§ **Required work**
Skip the pictures. Reproduce all other material exactly.

§ **Raw data**

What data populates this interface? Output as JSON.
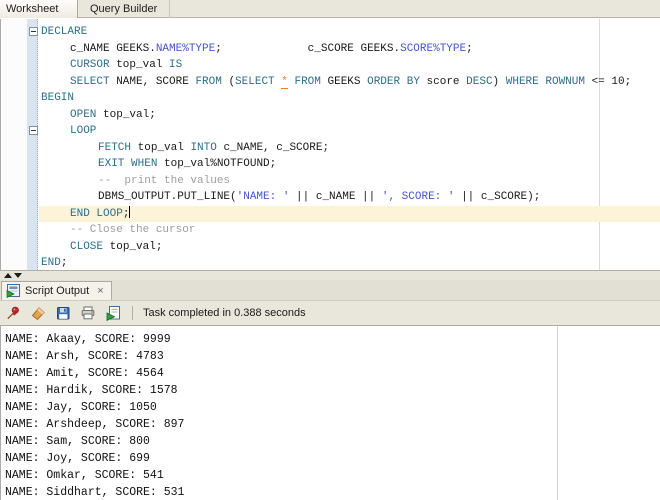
{
  "editor_tabs": {
    "tabs": [
      {
        "label": "Worksheet",
        "active": true
      },
      {
        "label": "Query Builder",
        "active": false
      }
    ]
  },
  "editor": {
    "lines": [
      {
        "indent": 0,
        "fold": true,
        "segments": [
          {
            "t": "DECLARE",
            "s": "kw"
          }
        ]
      },
      {
        "indent": 1,
        "segments": [
          {
            "t": "c_NAME GEEKS.",
            "s": "id"
          },
          {
            "t": "NAME%TYPE",
            "s": "lit"
          },
          {
            "t": ";             c_SCORE GEEKS.",
            "s": "id"
          },
          {
            "t": "SCORE%TYPE",
            "s": "lit"
          },
          {
            "t": ";",
            "s": "id"
          }
        ]
      },
      {
        "indent": 1,
        "segments": [
          {
            "t": "CURSOR",
            "s": "kw"
          },
          {
            "t": " top_val ",
            "s": "id"
          },
          {
            "t": "IS",
            "s": "kw"
          }
        ]
      },
      {
        "indent": 1,
        "segments": [
          {
            "t": "SELECT",
            "s": "kw"
          },
          {
            "t": " NAME, SCORE ",
            "s": "id"
          },
          {
            "t": "FROM",
            "s": "kw"
          },
          {
            "t": " (",
            "s": "id"
          },
          {
            "t": "SELECT",
            "s": "kw"
          },
          {
            "t": " ",
            "s": "id"
          },
          {
            "t": "*",
            "s": "warn"
          },
          {
            "t": " ",
            "s": "id"
          },
          {
            "t": "FROM",
            "s": "kw"
          },
          {
            "t": " GEEKS ",
            "s": "id"
          },
          {
            "t": "ORDER BY",
            "s": "kw"
          },
          {
            "t": " score ",
            "s": "id"
          },
          {
            "t": "DESC",
            "s": "kw"
          },
          {
            "t": ") ",
            "s": "id"
          },
          {
            "t": "WHERE",
            "s": "kw"
          },
          {
            "t": " ",
            "s": "id"
          },
          {
            "t": "ROWNUM",
            "s": "kw"
          },
          {
            "t": " <= 10;",
            "s": "id"
          }
        ]
      },
      {
        "indent": 0,
        "segments": [
          {
            "t": "BEGIN",
            "s": "kw"
          }
        ]
      },
      {
        "indent": 1,
        "segments": [
          {
            "t": "OPEN",
            "s": "kw"
          },
          {
            "t": " top_val;",
            "s": "id"
          }
        ]
      },
      {
        "indent": 1,
        "fold": true,
        "segments": [
          {
            "t": "LOOP",
            "s": "kw"
          }
        ]
      },
      {
        "indent": 2,
        "segments": [
          {
            "t": "FETCH",
            "s": "kw"
          },
          {
            "t": " top_val ",
            "s": "id"
          },
          {
            "t": "INTO",
            "s": "kw"
          },
          {
            "t": " c_NAME, c_SCORE;",
            "s": "id"
          }
        ]
      },
      {
        "indent": 2,
        "segments": [
          {
            "t": "EXIT",
            "s": "kw"
          },
          {
            "t": " ",
            "s": "id"
          },
          {
            "t": "WHEN",
            "s": "kw"
          },
          {
            "t": " top_val%NOTFOUND;",
            "s": "id"
          }
        ]
      },
      {
        "indent": 2,
        "segments": [
          {
            "t": "--  print the values",
            "s": "com"
          }
        ]
      },
      {
        "indent": 2,
        "segments": [
          {
            "t": "DBMS_OUTPUT.PUT_LINE(",
            "s": "id"
          },
          {
            "t": "'NAME: '",
            "s": "lit"
          },
          {
            "t": " || c_NAME || ",
            "s": "id"
          },
          {
            "t": "', SCORE: '",
            "s": "lit"
          },
          {
            "t": " || c_SCORE);",
            "s": "id"
          }
        ]
      },
      {
        "indent": 1,
        "highlight": true,
        "caret": true,
        "segments": [
          {
            "t": "END LOOP",
            "s": "kw"
          },
          {
            "t": ";",
            "s": "id"
          }
        ]
      },
      {
        "indent": 1,
        "segments": [
          {
            "t": "-- Close the cursor",
            "s": "com"
          }
        ]
      },
      {
        "indent": 1,
        "segments": [
          {
            "t": "CLOSE",
            "s": "kw"
          },
          {
            "t": " top_val;",
            "s": "id"
          }
        ]
      },
      {
        "indent": 0,
        "segments": [
          {
            "t": "END",
            "s": "kw"
          },
          {
            "t": ";",
            "s": "id"
          }
        ]
      }
    ]
  },
  "output_panel": {
    "tab": {
      "label": "Script Output",
      "close": "×",
      "icon": "script-output-icon"
    },
    "toolbar": {
      "icons": [
        "pushpin-icon",
        "eraser-icon",
        "save-icon",
        "print-icon",
        "run-script-icon"
      ],
      "status": "Task completed in 0.388 seconds"
    },
    "lines": [
      "NAME: Akaay, SCORE: 9999",
      "NAME: Arsh, SCORE: 4783",
      "NAME: Amit, SCORE: 4564",
      "NAME: Hardik, SCORE: 1578",
      "NAME: Jay, SCORE: 1050",
      "NAME: Arshdeep, SCORE: 897",
      "NAME: Sam, SCORE: 800",
      "NAME: Joy, SCORE: 699",
      "NAME: Omkar, SCORE: 541",
      "NAME: Siddhart, SCORE: 531"
    ]
  },
  "colors": {
    "keyword": "#2d6e8c",
    "literal": "#4655c8",
    "comment": "#9e9e9e",
    "warning": "#e0861f",
    "highlight": "#fcf3d8"
  }
}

§ **Task output**
What data populates this interface? Output as JSON.
{
  "editor_tabs": {
    "tabs": [
      {
        "label": "Worksheet",
        "active": true
      },
      {
        "label": "Query Builder",
        "active": false
      }
    ]
  },
  "editor": {
    "lines": [
      {
        "indent": 0,
        "fold": true,
        "segments": [
          {
            "t": "DECLARE",
            "s": "kw"
          }
        ]
      },
      {
        "indent": 1,
        "segments": [
          {
            "t": "c_NAME GEEKS.",
            "s": "id"
          },
          {
            "t": "NAME%TYPE",
            "s": "lit"
          },
          {
            "t": ";             c_SCORE GEEKS.",
            "s": "id"
          },
          {
            "t": "SCORE%TYPE",
            "s": "lit"
          },
          {
            "t": ";",
            "s": "id"
          }
        ]
      },
      {
        "indent": 1,
        "segments": [
          {
            "t": "CURSOR",
            "s": "kw"
          },
          {
            "t": " top_val ",
            "s": "id"
          },
          {
            "t": "IS",
            "s": "kw"
          }
        ]
      },
      {
        "indent": 1,
        "segments": [
          {
            "t": "SELECT",
            "s": "kw"
          },
          {
            "t": " NAME, SCORE ",
            "s": "id"
          },
          {
            "t": "FROM",
            "s": "kw"
          },
          {
            "t": " (",
            "s": "id"
          },
          {
            "t": "SELECT",
            "s": "kw"
          },
          {
            "t": " ",
            "s": "id"
          },
          {
            "t": "*",
            "s": "warn"
          },
          {
            "t": " ",
            "s": "id"
          },
          {
            "t": "FROM",
            "s": "kw"
          },
          {
            "t": " GEEKS ",
            "s": "id"
          },
          {
            "t": "ORDER BY",
            "s": "kw"
          },
          {
            "t": " score ",
            "s": "id"
          },
          {
            "t": "DESC",
            "s": "kw"
          },
          {
            "t": ") ",
            "s": "id"
          },
          {
            "t": "WHERE",
            "s": "kw"
          },
          {
            "t": " ",
            "s": "id"
          },
          {
            "t": "ROWNUM",
            "s": "kw"
          },
          {
            "t": " <= 10;",
            "s": "id"
          }
        ]
      },
      {
        "indent": 0,
        "segments": [
          {
            "t": "BEGIN",
            "s": "kw"
          }
        ]
      },
      {
        "indent": 1,
        "segments": [
          {
            "t": "OPEN",
            "s": "kw"
          },
          {
            "t": " top_val;",
            "s": "id"
          }
        ]
      },
      {
        "indent": 1,
        "fold": true,
        "segments": [
          {
            "t": "LOOP",
            "s": "kw"
          }
        ]
      },
      {
        "indent": 2,
        "segments": [
          {
            "t": "FETCH",
            "s": "kw"
          },
          {
            "t": " top_val ",
            "s": "id"
          },
          {
            "t": "INTO",
            "s": "kw"
          },
          {
            "t": " c_NAME, c_SCORE;",
            "s": "id"
          }
        ]
      },
      {
        "indent": 2,
        "segments": [
          {
            "t": "EXIT",
            "s": "kw"
          },
          {
            "t": " ",
            "s": "id"
          },
          {
            "t": "WHEN",
            "s": "kw"
          },
          {
            "t": " top_val%NOTFOUND;",
            "s": "id"
          }
        ]
      },
      {
        "indent": 2,
        "segments": [
          {
            "t": "--  print the values",
            "s": "com"
          }
        ]
      },
      {
        "indent": 2,
        "segments": [
          {
            "t": "DBMS_OUTPUT.PUT_LINE(",
            "s": "id"
          },
          {
            "t": "'NAME: '",
            "s": "lit"
          },
          {
            "t": " || c_NAME || ",
            "s": "id"
          },
          {
            "t": "', SCORE: '",
            "s": "lit"
          },
          {
            "t": " || c_SCORE);",
            "s": "id"
          }
        ]
      },
      {
        "indent": 1,
        "highlight": true,
        "caret": true,
        "segments": [
          {
            "t": "END LOOP",
            "s": "kw"
          },
          {
            "t": ";",
            "s": "id"
          }
        ]
      },
      {
        "indent": 1,
        "segments": [
          {
            "t": "-- Close the cursor",
            "s": "com"
          }
        ]
      },
      {
        "indent": 1,
        "segments": [
          {
            "t": "CLOSE",
            "s": "kw"
          },
          {
            "t": " top_val;",
            "s": "id"
          }
        ]
      },
      {
        "indent": 0,
        "segments": [
          {
            "t": "END",
            "s": "kw"
          },
          {
            "t": ";",
            "s": "id"
          }
        ]
      }
    ]
  },
  "output_panel": {
    "tab": {
      "label": "Script Output",
      "close": "×",
      "icon": "script-output-icon"
    },
    "toolbar": {
      "icons": [
        "pushpin-icon",
        "eraser-icon",
        "save-icon",
        "print-icon",
        "run-script-icon"
      ],
      "status": "Task completed in 0.388 seconds"
    },
    "lines": [
      "NAME: Akaay, SCORE: 9999",
      "NAME: Arsh, SCORE: 4783",
      "NAME: Amit, SCORE: 4564",
      "NAME: Hardik, SCORE: 1578",
      "NAME: Jay, SCORE: 1050",
      "NAME: Arshdeep, SCORE: 897",
      "NAME: Sam, SCORE: 800",
      "NAME: Joy, SCORE: 699",
      "NAME: Omkar, SCORE: 541",
      "NAME: Siddhart, SCORE: 531"
    ]
  },
  "colors": {
    "keyword": "#2d6e8c",
    "literal": "#4655c8",
    "comment": "#9e9e9e",
    "warning": "#e0861f",
    "highlight": "#fcf3d8"
  }
}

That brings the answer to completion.